[start]

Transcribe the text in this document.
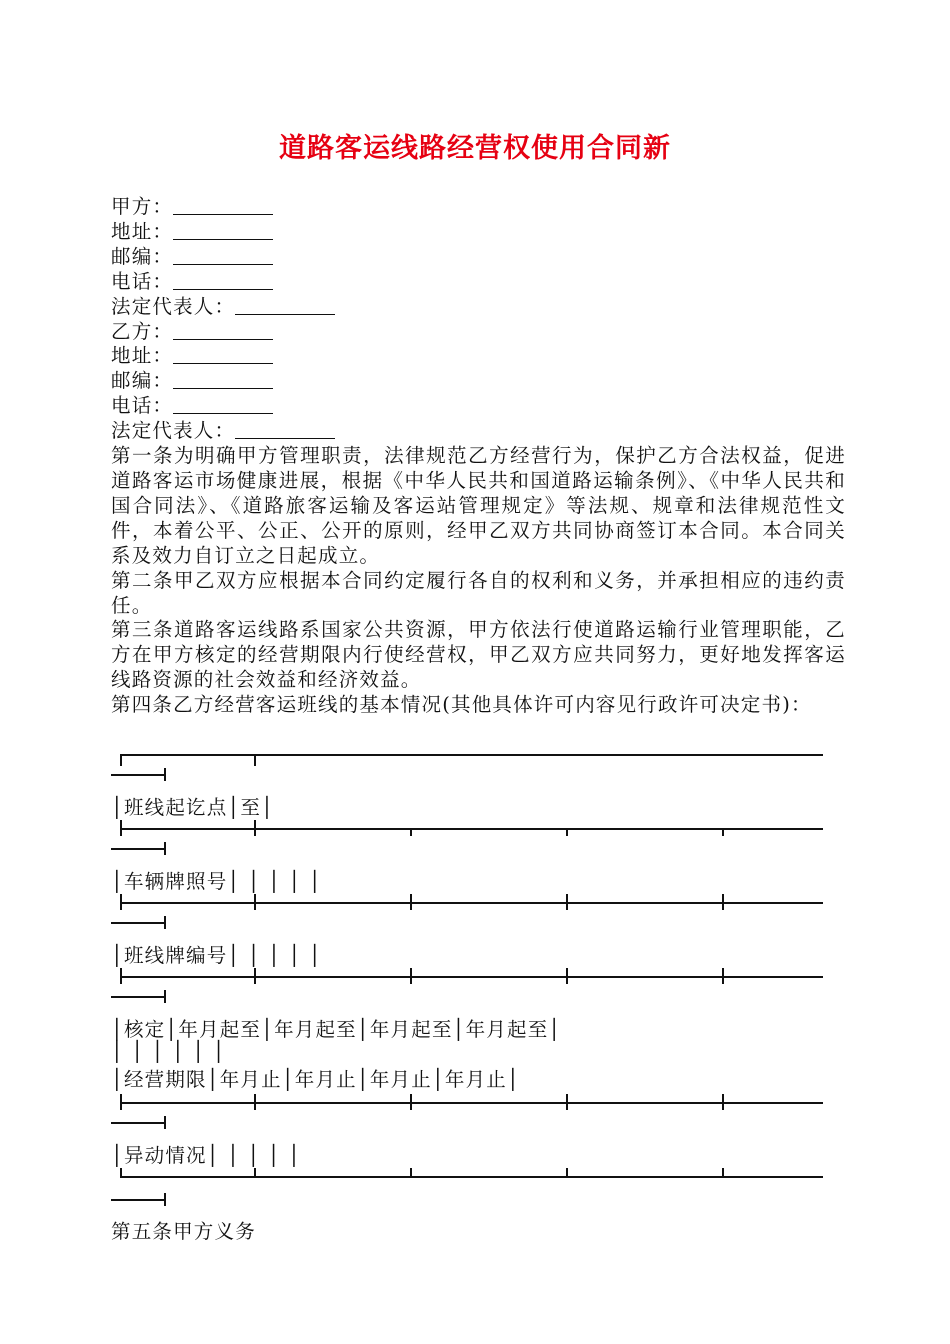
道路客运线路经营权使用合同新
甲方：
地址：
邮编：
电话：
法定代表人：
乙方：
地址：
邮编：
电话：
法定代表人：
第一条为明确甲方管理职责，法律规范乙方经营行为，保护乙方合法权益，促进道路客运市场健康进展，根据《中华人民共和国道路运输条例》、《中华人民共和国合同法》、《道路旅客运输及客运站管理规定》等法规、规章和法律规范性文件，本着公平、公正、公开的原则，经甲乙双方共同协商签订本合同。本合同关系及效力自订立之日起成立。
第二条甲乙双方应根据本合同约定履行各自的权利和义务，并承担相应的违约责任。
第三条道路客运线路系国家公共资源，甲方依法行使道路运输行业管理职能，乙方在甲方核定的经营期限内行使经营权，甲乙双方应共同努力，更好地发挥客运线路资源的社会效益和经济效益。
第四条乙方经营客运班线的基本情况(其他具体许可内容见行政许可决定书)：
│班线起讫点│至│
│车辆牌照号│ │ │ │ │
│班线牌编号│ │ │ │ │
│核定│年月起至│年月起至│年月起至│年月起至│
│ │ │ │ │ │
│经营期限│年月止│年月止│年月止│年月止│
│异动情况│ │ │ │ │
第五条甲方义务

[end]
[start]

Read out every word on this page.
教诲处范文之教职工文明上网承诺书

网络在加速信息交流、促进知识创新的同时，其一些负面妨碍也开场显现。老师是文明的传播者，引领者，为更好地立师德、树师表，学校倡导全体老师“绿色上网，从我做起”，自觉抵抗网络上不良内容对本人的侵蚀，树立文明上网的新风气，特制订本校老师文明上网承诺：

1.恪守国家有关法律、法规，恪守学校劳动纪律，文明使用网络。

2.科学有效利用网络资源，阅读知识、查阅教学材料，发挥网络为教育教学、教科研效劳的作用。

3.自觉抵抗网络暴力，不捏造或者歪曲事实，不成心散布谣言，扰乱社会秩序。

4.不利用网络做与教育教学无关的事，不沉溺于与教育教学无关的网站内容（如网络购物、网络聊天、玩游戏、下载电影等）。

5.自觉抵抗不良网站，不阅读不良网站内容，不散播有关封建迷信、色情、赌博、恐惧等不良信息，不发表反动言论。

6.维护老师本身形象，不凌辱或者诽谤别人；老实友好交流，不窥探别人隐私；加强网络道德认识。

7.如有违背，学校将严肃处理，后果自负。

[end]
[start]

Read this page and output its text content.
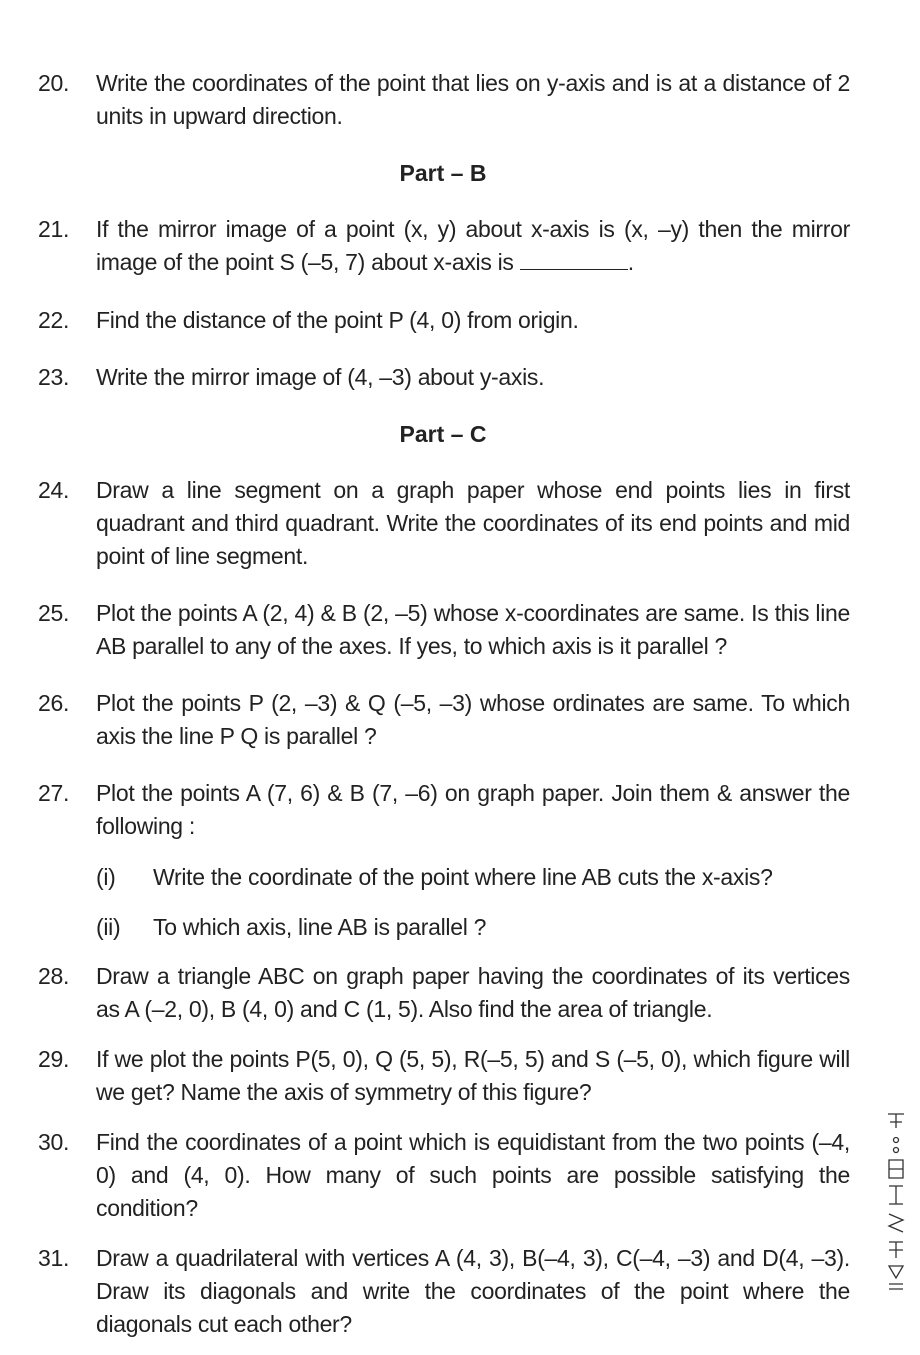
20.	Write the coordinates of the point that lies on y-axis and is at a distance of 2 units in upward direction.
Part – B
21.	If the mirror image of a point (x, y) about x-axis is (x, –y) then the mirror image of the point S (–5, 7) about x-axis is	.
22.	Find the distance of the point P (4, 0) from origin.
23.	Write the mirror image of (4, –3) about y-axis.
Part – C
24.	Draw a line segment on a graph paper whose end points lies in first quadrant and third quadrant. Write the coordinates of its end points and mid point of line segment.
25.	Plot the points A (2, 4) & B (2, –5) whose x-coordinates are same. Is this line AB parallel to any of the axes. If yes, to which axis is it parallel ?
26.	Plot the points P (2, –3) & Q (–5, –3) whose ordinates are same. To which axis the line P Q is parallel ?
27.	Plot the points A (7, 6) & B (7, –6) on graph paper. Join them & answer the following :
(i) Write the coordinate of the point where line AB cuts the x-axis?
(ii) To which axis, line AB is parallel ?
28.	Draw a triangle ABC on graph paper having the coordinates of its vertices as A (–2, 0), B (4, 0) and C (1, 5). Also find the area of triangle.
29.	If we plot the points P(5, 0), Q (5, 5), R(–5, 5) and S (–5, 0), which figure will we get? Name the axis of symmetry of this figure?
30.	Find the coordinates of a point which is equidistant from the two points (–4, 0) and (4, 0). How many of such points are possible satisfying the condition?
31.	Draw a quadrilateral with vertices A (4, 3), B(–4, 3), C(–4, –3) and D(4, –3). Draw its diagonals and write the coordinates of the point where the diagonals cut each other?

[end]

Find and copy each line above that includes the string "vertices".

28.	Draw a triangle ABC on graph paper having the coordinates of its vertices as A (–2, 0), B (4, 0) and C (1, 5). Also find the area of triangle.
31.	Draw a quadrilateral with vertices A (4, 3), B(–4, 3), C(–4, –3) and D(4, –3). Draw its diagonals and write the coordinates of the point where the diagonals cut each other?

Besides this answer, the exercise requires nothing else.